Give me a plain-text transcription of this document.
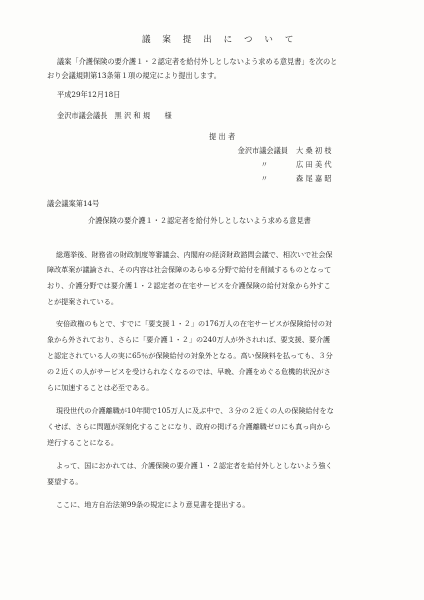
議 案 提 出 に つ い て
議案「介護保険の要介護１・２認定者を給付外しとしないよう求める意見書」を次のと
おり会議規則第13条第１項の規定により提出します。
平成29年12月18日
金沢市議会議長　黒 沢 和 規　　様
提 出 者
金沢市議会議員 大 桑 初 枝
〃	広 田 美 代
〃	森 尾 嘉 昭
議会議案第14号
介護保険の要介護１・２認定者を給付外しとしないよう求める意見書
総選挙後、財務省の財政制度等審議会、内閣府の経済財政諮問会議で、相次いで社会保
障改革案が議論され、その内容は社会保障のあらゆる分野で給付を削減するものとなって
おり、介護分野では要介護１・２認定者の在宅サービスを介護保険の給付対象から外すこ
とが提案されている。
安倍政権のもとで、すでに「要支援１・２」の176万人の在宅サービスが保険給付の対
象から外されており、さらに「要介護１・２」の240万人が外されれば、要支援、要介護
と認定されている人の実に65％が保険給付の対象外となる。高い保険料を払っても、３分
の２近くの人がサービスを受けられなくなるのでは、早晩、介護をめぐる危機的状況がさ
らに加速することは必至である。
現役世代の介護離職が10年間で105万人に及ぶ中で、３分の２近くの人の保険給付をな
くせば、さらに問題が深刻化することになり、政府の掲げる介護離職ゼロにも真っ向から
逆行することになる。
よって、国におかれては、介護保険の要介護１・２認定者を給付外しとしないよう強く
要望する。
ここに、地方自治法第99条の規定により意見書を提出する。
****
Work instructions:
Print the listing above in full, exactly as written. Omit any pictures.

Written response:
Give me a plain-text transcription of this document.
議 案 提 出 に つ い て
議案「介護保険の要介護１・２認定者を給付外しとしないよう求める意見書」を次のと
おり会議規則第13条第１項の規定により提出します。
平成29年12月18日
金沢市議会議長　黒 沢 和 規　　様
提 出 者
金沢市議会議員 大 桑 初 枝
〃	広 田 美 代
〃	森 尾 嘉 昭
議会議案第14号
介護保険の要介護１・２認定者を給付外しとしないよう求める意見書
総選挙後、財務省の財政制度等審議会、内閣府の経済財政諮問会議で、相次いで社会保
障改革案が議論され、その内容は社会保障のあらゆる分野で給付を削減するものとなって
おり、介護分野では要介護１・２認定者の在宅サービスを介護保険の給付対象から外すこ
とが提案されている。
安倍政権のもとで、すでに「要支援１・２」の176万人の在宅サービスが保険給付の対
象から外されており、さらに「要介護１・２」の240万人が外されれば、要支援、要介護
と認定されている人の実に65％が保険給付の対象外となる。高い保険料を払っても、３分
の２近くの人がサービスを受けられなくなるのでは、早晩、介護をめぐる危機的状況がさ
らに加速することは必至である。
現役世代の介護離職が10年間で105万人に及ぶ中で、３分の２近くの人の保険給付をな
くせば、さらに問題が深刻化することになり、政府の掲げる介護離職ゼロにも真っ向から
逆行することになる。
よって、国におかれては、介護保険の要介護１・２認定者を給付外しとしないよう強く
要望する。
ここに、地方自治法第99条の規定により意見書を提出する。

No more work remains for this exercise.